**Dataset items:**
- - -

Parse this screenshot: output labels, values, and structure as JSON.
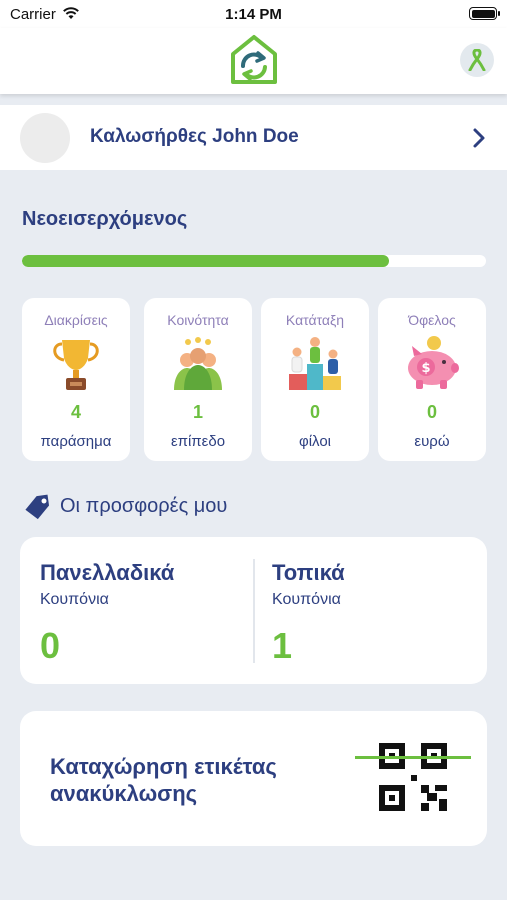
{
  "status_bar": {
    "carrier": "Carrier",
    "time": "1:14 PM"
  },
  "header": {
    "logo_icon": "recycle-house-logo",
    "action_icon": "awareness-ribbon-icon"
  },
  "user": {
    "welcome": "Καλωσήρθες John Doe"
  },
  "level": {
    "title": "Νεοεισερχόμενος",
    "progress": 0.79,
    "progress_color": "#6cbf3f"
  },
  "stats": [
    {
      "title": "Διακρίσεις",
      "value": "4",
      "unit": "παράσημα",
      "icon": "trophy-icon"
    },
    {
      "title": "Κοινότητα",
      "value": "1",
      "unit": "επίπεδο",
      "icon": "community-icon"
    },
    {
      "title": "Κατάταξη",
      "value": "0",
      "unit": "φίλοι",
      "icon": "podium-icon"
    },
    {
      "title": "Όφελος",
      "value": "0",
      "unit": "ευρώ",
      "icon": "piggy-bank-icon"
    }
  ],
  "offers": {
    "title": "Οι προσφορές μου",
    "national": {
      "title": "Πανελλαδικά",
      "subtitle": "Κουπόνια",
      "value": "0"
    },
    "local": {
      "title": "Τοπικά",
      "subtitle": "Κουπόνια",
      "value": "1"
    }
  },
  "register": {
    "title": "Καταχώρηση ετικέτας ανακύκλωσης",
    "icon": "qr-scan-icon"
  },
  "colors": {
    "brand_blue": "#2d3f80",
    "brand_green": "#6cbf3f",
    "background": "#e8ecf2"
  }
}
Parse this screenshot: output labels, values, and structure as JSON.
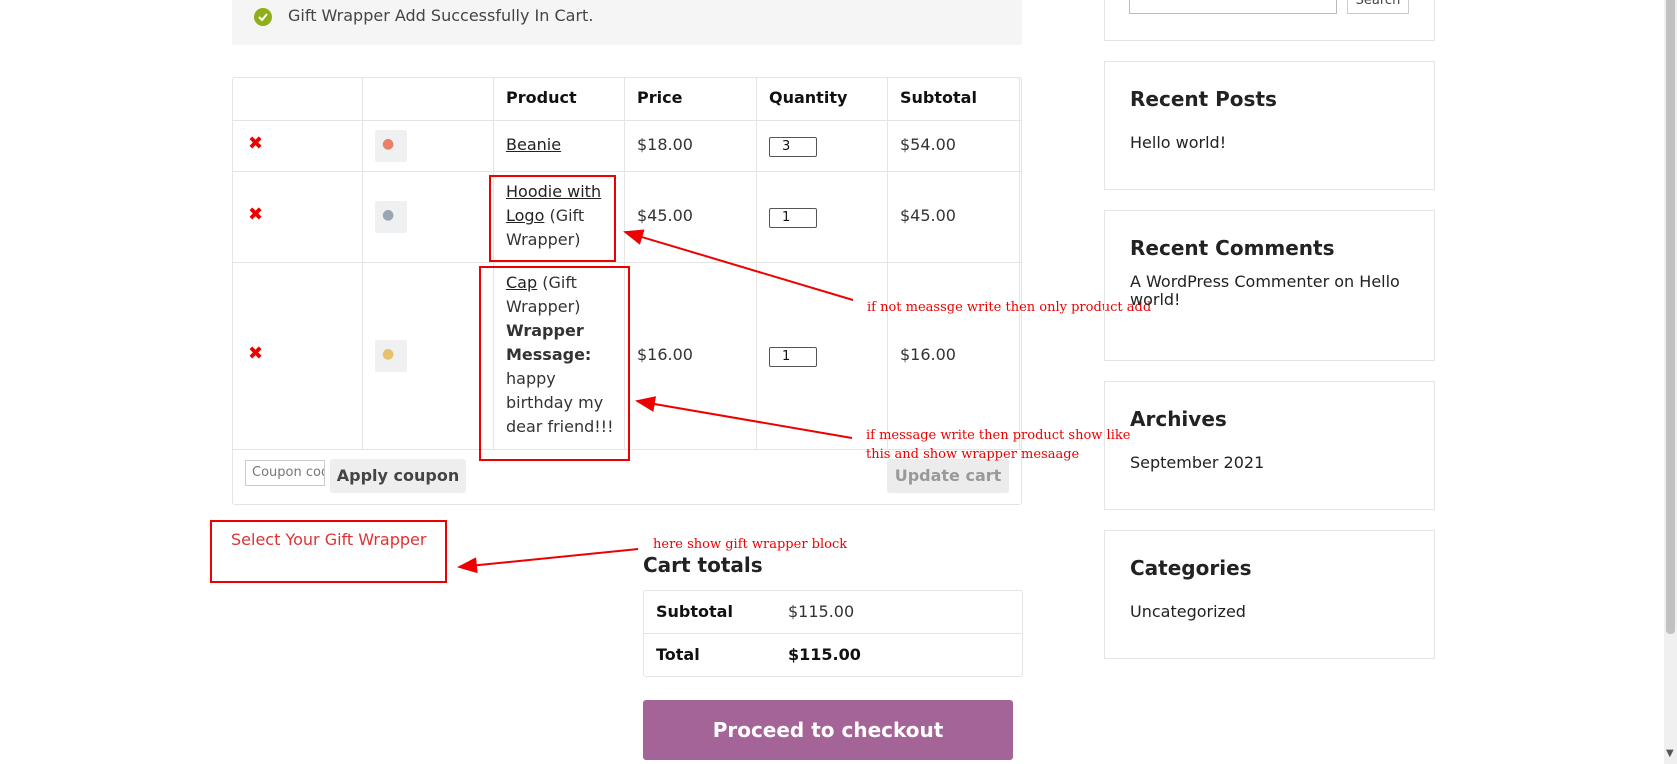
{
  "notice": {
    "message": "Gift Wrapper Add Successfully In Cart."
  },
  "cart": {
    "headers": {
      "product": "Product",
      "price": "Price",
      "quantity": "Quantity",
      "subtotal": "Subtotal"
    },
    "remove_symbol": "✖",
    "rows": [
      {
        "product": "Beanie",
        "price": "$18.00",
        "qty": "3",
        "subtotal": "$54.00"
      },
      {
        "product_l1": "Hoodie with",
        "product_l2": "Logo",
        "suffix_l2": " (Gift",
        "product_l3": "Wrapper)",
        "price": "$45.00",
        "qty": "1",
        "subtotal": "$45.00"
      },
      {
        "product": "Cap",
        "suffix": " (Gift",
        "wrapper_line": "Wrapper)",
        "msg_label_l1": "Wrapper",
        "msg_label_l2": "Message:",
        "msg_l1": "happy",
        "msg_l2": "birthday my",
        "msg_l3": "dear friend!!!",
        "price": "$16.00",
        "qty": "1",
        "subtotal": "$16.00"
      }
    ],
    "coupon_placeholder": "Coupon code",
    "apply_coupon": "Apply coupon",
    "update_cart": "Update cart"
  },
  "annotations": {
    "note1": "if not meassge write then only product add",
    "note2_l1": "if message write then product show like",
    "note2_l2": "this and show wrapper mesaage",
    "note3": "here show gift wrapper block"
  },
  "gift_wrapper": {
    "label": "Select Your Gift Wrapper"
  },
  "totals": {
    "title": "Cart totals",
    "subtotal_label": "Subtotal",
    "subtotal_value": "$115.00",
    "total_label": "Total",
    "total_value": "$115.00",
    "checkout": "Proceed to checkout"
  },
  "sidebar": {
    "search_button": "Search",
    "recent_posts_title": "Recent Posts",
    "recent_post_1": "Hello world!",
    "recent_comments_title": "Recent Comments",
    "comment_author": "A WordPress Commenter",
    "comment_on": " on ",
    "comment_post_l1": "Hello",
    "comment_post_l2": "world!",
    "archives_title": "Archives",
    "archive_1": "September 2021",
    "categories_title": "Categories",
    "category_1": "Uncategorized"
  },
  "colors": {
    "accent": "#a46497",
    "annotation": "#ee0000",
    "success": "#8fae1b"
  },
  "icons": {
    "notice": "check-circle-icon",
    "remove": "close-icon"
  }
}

- - -

**WHAT YOU HAVE TO DO:** Repeat the entries exactly and keep the pictures out of the copy.

**EXERCISE ANSWER:**
Parse this screenshot: output labels, values, and structure as JSON.
{
  "status_bar": {
    "carrier": "Carrier",
    "time": "1:14 PM"
  },
  "header": {
    "logo_icon": "recycle-house-logo",
    "action_icon": "awareness-ribbon-icon"
  },
  "user": {
    "welcome": "Καλωσήρθες John Doe"
  },
  "level": {
    "title": "Νεοεισερχόμενος",
    "progress": 0.79,
    "progress_color": "#6cbf3f"
  },
  "stats": [
    {
      "title": "Διακρίσεις",
      "value": "4",
      "unit": "παράσημα",
      "icon": "trophy-icon"
    },
    {
      "title": "Κοινότητα",
      "value": "1",
      "unit": "επίπεδο",
      "icon": "community-icon"
    },
    {
      "title": "Κατάταξη",
      "value": "0",
      "unit": "φίλοι",
      "icon": "podium-icon"
    },
    {
      "title": "Όφελος",
      "value": "0",
      "unit": "ευρώ",
      "icon": "piggy-bank-icon"
    }
  ],
  "offers": {
    "title": "Οι προσφορές μου",
    "national": {
      "title": "Πανελλαδικά",
      "subtitle": "Κουπόνια",
      "value": "0"
    },
    "local": {
      "title": "Τοπικά",
      "subtitle": "Κουπόνια",
      "value": "1"
    }
  },
  "register": {
    "title": "Καταχώρηση ετικέτας ανακύκλωσης",
    "icon": "qr-scan-icon"
  },
  "colors": {
    "brand_blue": "#2d3f80",
    "brand_green": "#6cbf3f",
    "background": "#e8ecf2"
  }
}
Parse this screenshot: output labels, values, and structure as JSON.
{
  "notice": {
    "message": "Gift Wrapper Add Successfully In Cart."
  },
  "cart": {
    "headers": {
      "product": "Product",
      "price": "Price",
      "quantity": "Quantity",
      "subtotal": "Subtotal"
    },
    "remove_symbol": "✖",
    "rows": [
      {
        "product": "Beanie",
        "price": "$18.00",
        "qty": "3",
        "subtotal": "$54.00"
      },
      {
        "product_l1": "Hoodie with",
        "product_l2": "Logo",
        "suffix_l2": " (Gift",
        "product_l3": "Wrapper)",
        "price": "$45.00",
        "qty": "1",
        "subtotal": "$45.00"
      },
      {
        "product": "Cap",
        "suffix": " (Gift",
        "wrapper_line": "Wrapper)",
        "msg_label_l1": "Wrapper",
        "msg_label_l2": "Message:",
        "msg_l1": "happy",
        "msg_l2": "birthday my",
        "msg_l3": "dear friend!!!",
        "price": "$16.00",
        "qty": "1",
        "subtotal": "$16.00"
      }
    ],
    "coupon_placeholder": "Coupon code",
    "apply_coupon": "Apply coupon",
    "update_cart": "Update cart"
  },
  "annotations": {
    "note1": "if not meassge write then only product add",
    "note2_l1": "if message write then product show like",
    "note2_l2": "this and show wrapper mesaage",
    "note3": "here show gift wrapper block"
  },
  "gift_wrapper": {
    "label": "Select Your Gift Wrapper"
  },
  "totals": {
    "title": "Cart totals",
    "subtotal_label": "Subtotal",
    "subtotal_value": "$115.00",
    "total_label": "Total",
    "total_value": "$115.00",
    "checkout": "Proceed to checkout"
  },
  "sidebar": {
    "search_button": "Search",
    "recent_posts_title": "Recent Posts",
    "recent_post_1": "Hello world!",
    "recent_comments_title": "Recent Comments",
    "comment_author": "A WordPress Commenter",
    "comment_on": " on ",
    "comment_post_l1": "Hello",
    "comment_post_l2": "world!",
    "archives_title": "Archives",
    "archive_1": "September 2021",
    "categories_title": "Categories",
    "category_1": "Uncategorized"
  },
  "colors": {
    "accent": "#a46497",
    "annotation": "#ee0000",
    "success": "#8fae1b"
  },
  "icons": {
    "notice": "check-circle-icon",
    "remove": "close-icon"
  }
}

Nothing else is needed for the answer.